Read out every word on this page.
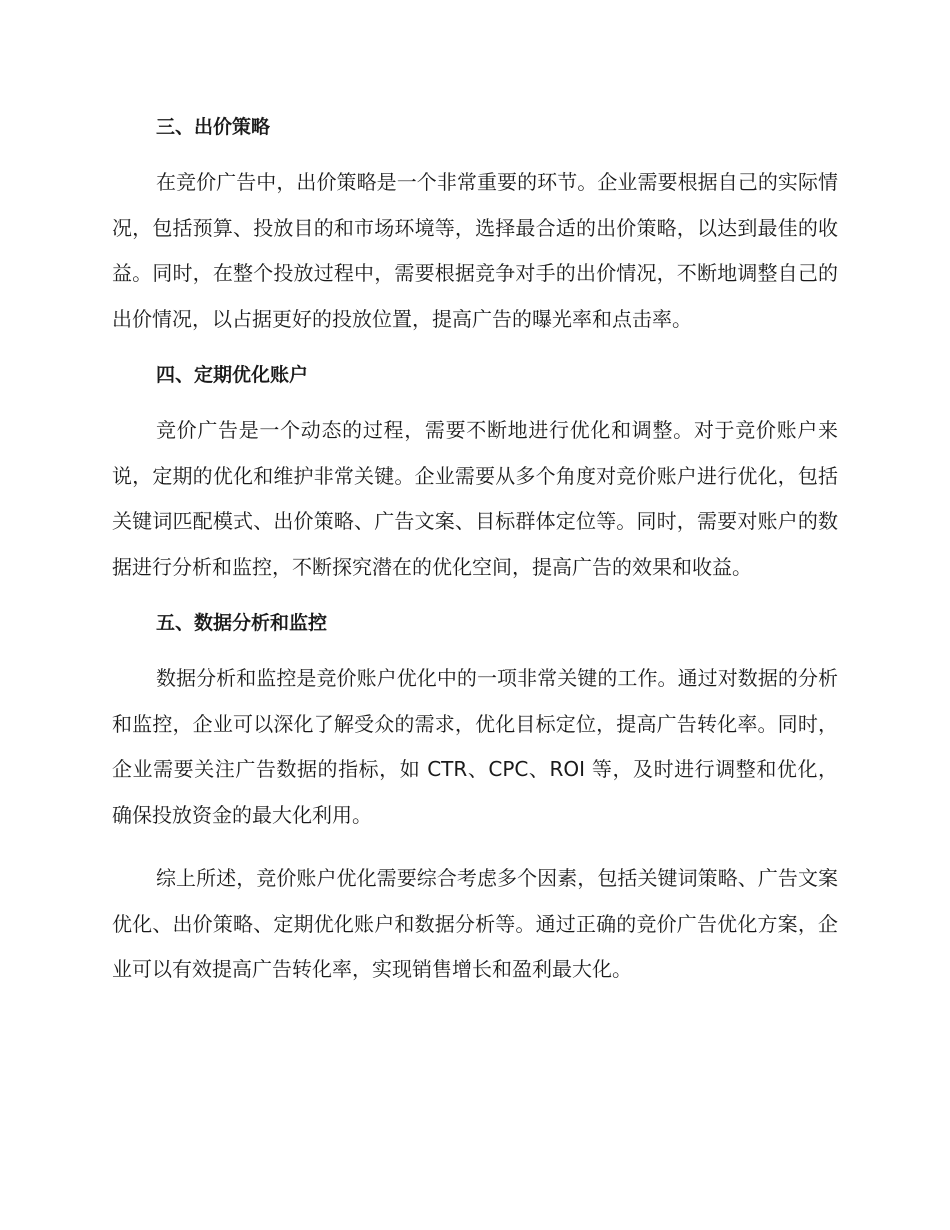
三、出价策略

在竞价广告中，出价策略是一个非常重要的环节。企业需要根据自己的实际情况，包括预算、投放目的和市场环境等，选择最合适的出价策略，以达到最佳的收益。同时，在整个投放过程中，需要根据竞争对手的出价情况，不断地调整自己的出价情况，以占据更好的投放位置，提高广告的曝光率和点击率。

四、定期优化账户

竞价广告是一个动态的过程，需要不断地进行优化和调整。对于竞价账户来说，定期的优化和维护非常关键。企业需要从多个角度对竞价账户进行优化，包括关键词匹配模式、出价策略、广告文案、目标群体定位等。同时，需要对账户的数据进行分析和监控，不断探究潜在的优化空间，提高广告的效果和收益。

五、数据分析和监控

数据分析和监控是竞价账户优化中的一项非常关键的工作。通过对数据的分析和监控，企业可以深化了解受众的需求，优化目标定位，提高广告转化率。同时，企业需要关注广告数据的指标，如 CTR、CPC、ROI 等，及时进行调整和优化，确保投放资金的最大化利用。

综上所述，竞价账户优化需要综合考虑多个因素，包括关键词策略、广告文案优化、出价策略、定期优化账户和数据分析等。通过正确的竞价广告优化方案，企业可以有效提高广告转化率，实现销售增长和盈利最大化。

WHAT IS ASKED | Retype each record exactly as it stands, but do not include the pictures.

THE RESPONSE |
Read out every word on this page.
三、出价策略

在竞价广告中，出价策略是一个非常重要的环节。企业需要根据自己的实际情况，包括预算、投放目的和市场环境等，选择最合适的出价策略，以达到最佳的收益。同时，在整个投放过程中，需要根据竞争对手的出价情况，不断地调整自己的出价情况，以占据更好的投放位置，提高广告的曝光率和点击率。

四、定期优化账户

竞价广告是一个动态的过程，需要不断地进行优化和调整。对于竞价账户来说，定期的优化和维护非常关键。企业需要从多个角度对竞价账户进行优化，包括关键词匹配模式、出价策略、广告文案、目标群体定位等。同时，需要对账户的数据进行分析和监控，不断探究潜在的优化空间，提高广告的效果和收益。

五、数据分析和监控

数据分析和监控是竞价账户优化中的一项非常关键的工作。通过对数据的分析和监控，企业可以深化了解受众的需求，优化目标定位，提高广告转化率。同时，企业需要关注广告数据的指标，如 CTR、CPC、ROI 等，及时进行调整和优化，确保投放资金的最大化利用。

综上所述，竞价账户优化需要综合考虑多个因素，包括关键词策略、广告文案优化、出价策略、定期优化账户和数据分析等。通过正确的竞价广告优化方案，企业可以有效提高广告转化率，实现销售增长和盈利最大化。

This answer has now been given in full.